▶ Work request:
Each record that follows should be duplicated exactly, except for its pictures.

▶ Data supplied:
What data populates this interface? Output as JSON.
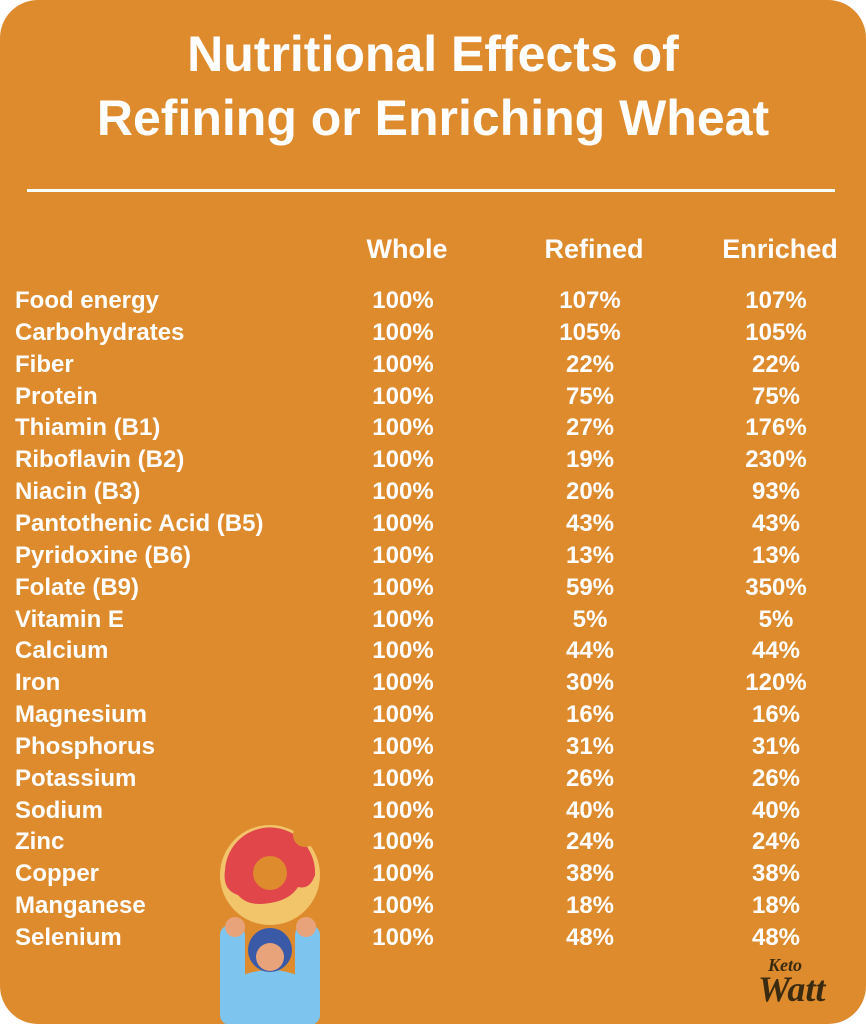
{
  "header": {
    "title": [
      "Nutritional Effects of",
      "Refining or Enriching Wheat"
    ]
  },
  "table": {
    "columns": [
      "Whole",
      "Refined",
      "Enriched"
    ],
    "rows": [
      [
        "Food energy",
        "100%",
        "107%",
        "107%"
      ],
      [
        "Carbohydrates",
        "100%",
        "105%",
        "105%"
      ],
      [
        "Fiber",
        "100%",
        "22%",
        "22%"
      ],
      [
        "Protein",
        "100%",
        "75%",
        "75%"
      ],
      [
        "Thiamin (B1)",
        "100%",
        "27%",
        "176%"
      ],
      [
        "Riboflavin (B2)",
        "100%",
        "19%",
        "230%"
      ],
      [
        "Niacin (B3)",
        "100%",
        "20%",
        "93%"
      ],
      [
        "Pantothenic Acid (B5)",
        "100%",
        "43%",
        "43%"
      ],
      [
        "Pyridoxine (B6)",
        "100%",
        "13%",
        "13%"
      ],
      [
        "Folate (B9)",
        "100%",
        "59%",
        "350%"
      ],
      [
        "Vitamin E",
        "100%",
        "5%",
        "5%"
      ],
      [
        "Calcium",
        "100%",
        "44%",
        "44%"
      ],
      [
        "Iron",
        "100%",
        "30%",
        "120%"
      ],
      [
        "Magnesium",
        "100%",
        "16%",
        "16%"
      ],
      [
        "Phosphorus",
        "100%",
        "31%",
        "31%"
      ],
      [
        "Potassium",
        "100%",
        "26%",
        "26%"
      ],
      [
        "Sodium",
        "100%",
        "40%",
        "40%"
      ],
      [
        "Zinc",
        "100%",
        "24%",
        "24%"
      ],
      [
        "Copper",
        "100%",
        "38%",
        "38%"
      ],
      [
        "Manganese",
        "100%",
        "18%",
        "18%"
      ],
      [
        "Selenium",
        "100%",
        "48%",
        "48%"
      ]
    ]
  },
  "logo": [
    "Keto",
    "Watt"
  ]
}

▶ Written solution:
What data populates this interface? Output as JSON.
{
  "header": {
    "title": [
      "Nutritional Effects of",
      "Refining or Enriching Wheat"
    ]
  },
  "table": {
    "columns": [
      "Whole",
      "Refined",
      "Enriched"
    ],
    "rows": [
      [
        "Food energy",
        "100%",
        "107%",
        "107%"
      ],
      [
        "Carbohydrates",
        "100%",
        "105%",
        "105%"
      ],
      [
        "Fiber",
        "100%",
        "22%",
        "22%"
      ],
      [
        "Protein",
        "100%",
        "75%",
        "75%"
      ],
      [
        "Thiamin (B1)",
        "100%",
        "27%",
        "176%"
      ],
      [
        "Riboflavin (B2)",
        "100%",
        "19%",
        "230%"
      ],
      [
        "Niacin (B3)",
        "100%",
        "20%",
        "93%"
      ],
      [
        "Pantothenic Acid (B5)",
        "100%",
        "43%",
        "43%"
      ],
      [
        "Pyridoxine (B6)",
        "100%",
        "13%",
        "13%"
      ],
      [
        "Folate (B9)",
        "100%",
        "59%",
        "350%"
      ],
      [
        "Vitamin E",
        "100%",
        "5%",
        "5%"
      ],
      [
        "Calcium",
        "100%",
        "44%",
        "44%"
      ],
      [
        "Iron",
        "100%",
        "30%",
        "120%"
      ],
      [
        "Magnesium",
        "100%",
        "16%",
        "16%"
      ],
      [
        "Phosphorus",
        "100%",
        "31%",
        "31%"
      ],
      [
        "Potassium",
        "100%",
        "26%",
        "26%"
      ],
      [
        "Sodium",
        "100%",
        "40%",
        "40%"
      ],
      [
        "Zinc",
        "100%",
        "24%",
        "24%"
      ],
      [
        "Copper",
        "100%",
        "38%",
        "38%"
      ],
      [
        "Manganese",
        "100%",
        "18%",
        "18%"
      ],
      [
        "Selenium",
        "100%",
        "48%",
        "48%"
      ]
    ]
  },
  "logo": [
    "Keto",
    "Watt"
  ]
}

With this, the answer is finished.